**PROBLEM STATEMENT**
Filter the entries below, keeping only lines with the word "čidlem".

**ITEMS**
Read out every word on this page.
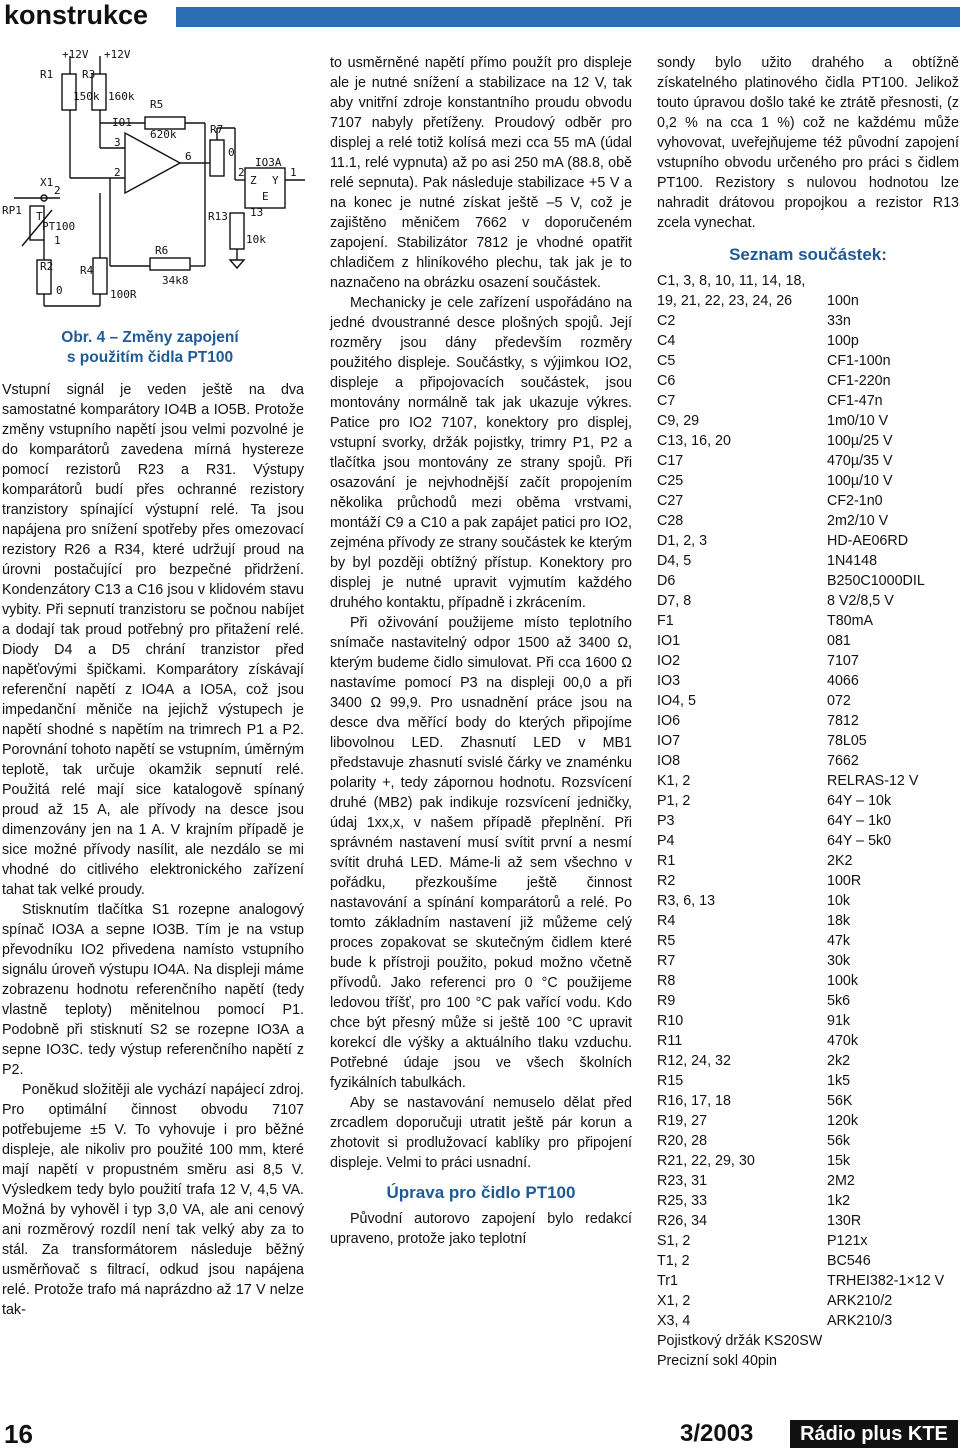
konstrukce
+12V +12V
R1	R3
150k 160k
R5
620k	R7
0
IO1
IO3A
3
2
6
2	1
13
Z Y
E
R13
10k
X1
2
1
PT100
T
RP1
R2
0
R4
100R
R6
34k8
Obr. 4 – Změny zapojení
s použitím čidla PT100

Vstupní signál je veden ještě na dva samostatné komparátory IO4B a IO5B. Protože změny vstupního napětí jsou velmi pozvolné je do komparátorů zavedena mírná hystereze pomocí rezistorů R23 a R31. Výstupy komparátorů budí přes ochranné rezistory tranzistory spínající výstupní relé. Ta jsou napájena pro snížení spotřeby přes omezovací rezistory R26 a R34, které udržují proud na úrovni postačující pro bezpečné přidržení. Kondenzátory C13 a C16 jsou v klidovém stavu vybity. Při sepnutí tranzistoru se počnou nabíjet a dodají tak proud potřebný pro přitažení relé. Diody D4 a D5 chrání tranzistor před napěťovými špičkami. Komparátory získávají referenční napětí z IO4A a IO5A, což jsou impedanční měniče na jejichž výstupech je napětí shodné s napětím na trimrech P1 a P2. Porovnání tohoto napětí se vstupním, úměrným teplotě, tak určuje okamžik sepnutí relé. Použitá relé mají sice katalogově spínaný proud až 15 A, ale přívody na desce jsou dimenzovány jen na 1 A. V krajním případě je sice možné přívody nasílit, ale nezdálo se mi vhodné do citlivého elektronického zařízení tahat tak velké proudy.

Stisknutím tlačítka S1 rozepne analogový spínač IO3A a sepne IO3B. Tím je na vstup převodníku IO2 přivedena namísto vstupního signálu úroveň výstupu IO4A. Na displeji máme zobrazenu hodnotu referenčního napětí (tedy vlastně teploty) měnitelnou pomocí P1. Podobně při stisknutí S2 se rozepne IO3A a sepne IO3C. tedy výstup referenčního napětí z P2.

Poněkud složitěji ale vychází napájecí zdroj. Pro optimální činnost obvodu 7107 potřebujeme ±5 V. To vyhovuje i pro běžné displeje, ale nikoliv pro použité 100 mm, které mají napětí v propustném směru asi 8,5 V. Výsledkem tedy bylo použití trafa 12 V, 4,5 VA. Možná by vyhověl i typ 3,0 VA, ale ani cenový ani rozměrový rozdíl není tak velký aby za to stál. Za transformátorem následuje běžný usměrňovač s filtrací, odkud jsou napájena relé. Protože trafo má naprázdno až 17 V nelze tak-

to usměrněné napětí přímo použít pro displeje ale je nutné snížení a stabilizace na 12 V, tak aby vnitřní zdroje konstantního proudu obvodu 7107 nabyly přetíženy. Proudový odběr pro displej a relé totiž kolísá mezi cca 55 mA (údal 11.1, relé vypnuta) až po asi 250 mA (88.8, obě relé sepnuta). Pak následuje stabilizace +5 V a na konec je nutné získat ještě –5 V, což je zajištěno měničem 7662 v doporučeném zapojení. Stabilizátor 7812 je vhodné opatřit chladičem z hliníkového plechu, tak jak je to naznačeno na obrázku osazení součástek.

Mechanicky je cele zařízení uspořádáno na jedné dvoustranné desce plošných spojů. Její rozměry jsou dány především rozměry použitého displeje. Součástky, s výjimkou IO2, displeje a připojovacích součástek, jsou montovány normálně tak jak ukazuje výkres. Patice pro IO2 7107, konektory pro displej, vstupní svorky, držák pojistky, trimry P1, P2 a tlačítka jsou montovány ze strany spojů. Při osazování je nejvhodnější začít propojením několika průchodů mezi oběma vrstvami, montáží C9 a C10 a pak zapájet patici pro IO2, zejména přívody ze strany součástek ke kterým by byl později obtížný přístup. Konektory pro displej je nutné upravit vyjmutím každého druhého kontaktu, případně i zkrácením.

Při oživování použijeme místo teplotního snímače nastavitelný odpor 1500 až 3400 Ω, kterým budeme čidlo simulovat. Při cca 1600 Ω nastavíme pomocí P3 na displeji 00,0 a při 3400 Ω 99,9. Pro usnadnění práce jsou na desce dva měřící body do kterých připojíme libovolnou LED. Zhasnutí LED v MB1 představuje zhasnutí svislé čárky ve znaménku polarity +, tedy zápornou hodnotu. Rozsvícení druhé (MB2) pak indikuje rozsvícení jedničky, údaj 1xx,x, v našem případě přeplnění. Při správném nastavení musí svítit první a nesmí svítit druhá LED. Máme-li až sem všechno v pořádku, přezkoušíme ještě činnost nastavování a spínání komparátorů a relé. Po tomto základním nastavení již můžeme celý proces zopakovat se skutečným čidlem které bude k přístroji použito, pokud možno včetně přívodů. Jako referenci pro 0 °C použijeme ledovou tříšť, pro 100 °C pak vařící vodu. Kdo chce být přesný může si ještě 100 °C upravit korekcí dle výšky a aktuálního tlaku vzduchu. Potřebné údaje jsou ve všech školních fyzikálních tabulkách.

Aby se nastavování nemuselo dělat před zrcadlem doporučuji utratit ještě pár korun a zhotovit si prodlužovací kablíky pro připojení displeje. Velmi to práci usnadní.

Úprava pro čidlo PT100

Původní autorovo zapojení bylo redakcí upraveno, protože jako teplotní

sondy bylo užito drahého a obtížně získatelného platinového čidla PT100. Jelikož touto úpravou došlo také ke ztrátě přesnosti, (z 0,2 % na cca 1 %) což ne každému může vyhovovat, uveřejňujeme též původní zapojení vstupního obvodu určeného pro práci s čidlem PT100. Rezistory s nulovou hodnotou lze nahradit drátovou propojkou a rezistor R13 zcela vynechat.

Seznam součástek:
C1, 3, 8, 10, 11, 14, 18,	
19, 21, 22, 23, 24, 26	100n
C2	33n
C4	100p
C5	CF1-100n
C6	CF1-220n
C7	CF1-47n
C9, 29	1m0/10 V
C13, 16, 20	100µ/25 V
C17	470µ/35 V
C25	100µ/10 V
C27	CF2-1n0
C28	2m2/10 V
D1, 2, 3	HD-AE06RD
D4, 5	1N4148
D6	B250C1000DIL
D7, 8	8 V2/8,5 V
F1	T80mA
IO1	081
IO2	7107
IO3	4066
IO4, 5	072
IO6	7812
IO7	78L05
IO8	7662
K1, 2	RELRAS-12 V
P1, 2	64Y – 10k
P3	64Y – 1k0
P4	64Y – 5k0
R1	2K2
R2	100R
R3, 6, 13	10k
R4	18k
R5	47k
R7	30k
R8	100k
R9	5k6
R10	91k
R11	470k
R12, 24, 32	2k2
R15	1k5
R16, 17, 18	56K
R19, 27	120k
R20, 28	56k
R21, 22, 29, 30	15k
R23, 31	2M2
R25, 33	1k2
R26, 34	130R
S1, 2	P121x
T1, 2	BC546
Tr1	TRHEI382-1×12 V
X1, 2	ARK210/2
X3, 4	ARK210/3
Pojistkový držák KS20SW
Precizní sokl 40pin
16	3/2003	Rádio plus KTE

**RESPONSE BELOW**
Při oživování použijeme místo teplotního snímače nastavitelný odpor 1500 až 3400 Ω, kterým budeme čidlo simulovat. Při cca 1600 Ω nastavíme pomocí P3 na displeji 00,0 a při 3400 Ω 99,9. Pro usnadnění práce jsou na desce dva měřící body do kterých připojíme libovolnou LED. Zhasnutí LED v MB1 představuje zhasnutí svislé čárky ve znaménku polarity +, tedy zápornou hodnotu. Rozsvícení druhé (MB2) pak indikuje rozsvícení jedničky, údaj 1xx,x, v našem případě přeplnění. Při správném nastavení musí svítit první a nesmí svítit druhá LED. Máme-li až sem všechno v pořádku, přezkoušíme ještě činnost nastavování a spínání komparátorů a relé. Po tomto základním nastavení již můžeme celý proces zopakovat se skutečným čidlem které bude k přístroji použito, pokud možno včetně přívodů. Jako referenci pro 0 °C použijeme ledovou tříšť, pro 100 °C pak vařící vodu. Kdo chce být přesný může si ještě 100 °C upravit korekcí dle výšky a aktuálního tlaku vzduchu. Potřebné údaje jsou ve všech školních fyzikálních tabulkách.
sondy bylo užito drahého a obtížně získatelného platinového čidla PT100. Jelikož touto úpravou došlo také ke ztrátě přesnosti, (z 0,2 % na cca 1 %) což ne každému může vyhovovat, uveřejňujeme též původní zapojení vstupního obvodu určeného pro práci s čidlem PT100. Rezistory s nulovou hodnotou lze nahradit drátovou propojkou a rezistor R13 zcela vynechat.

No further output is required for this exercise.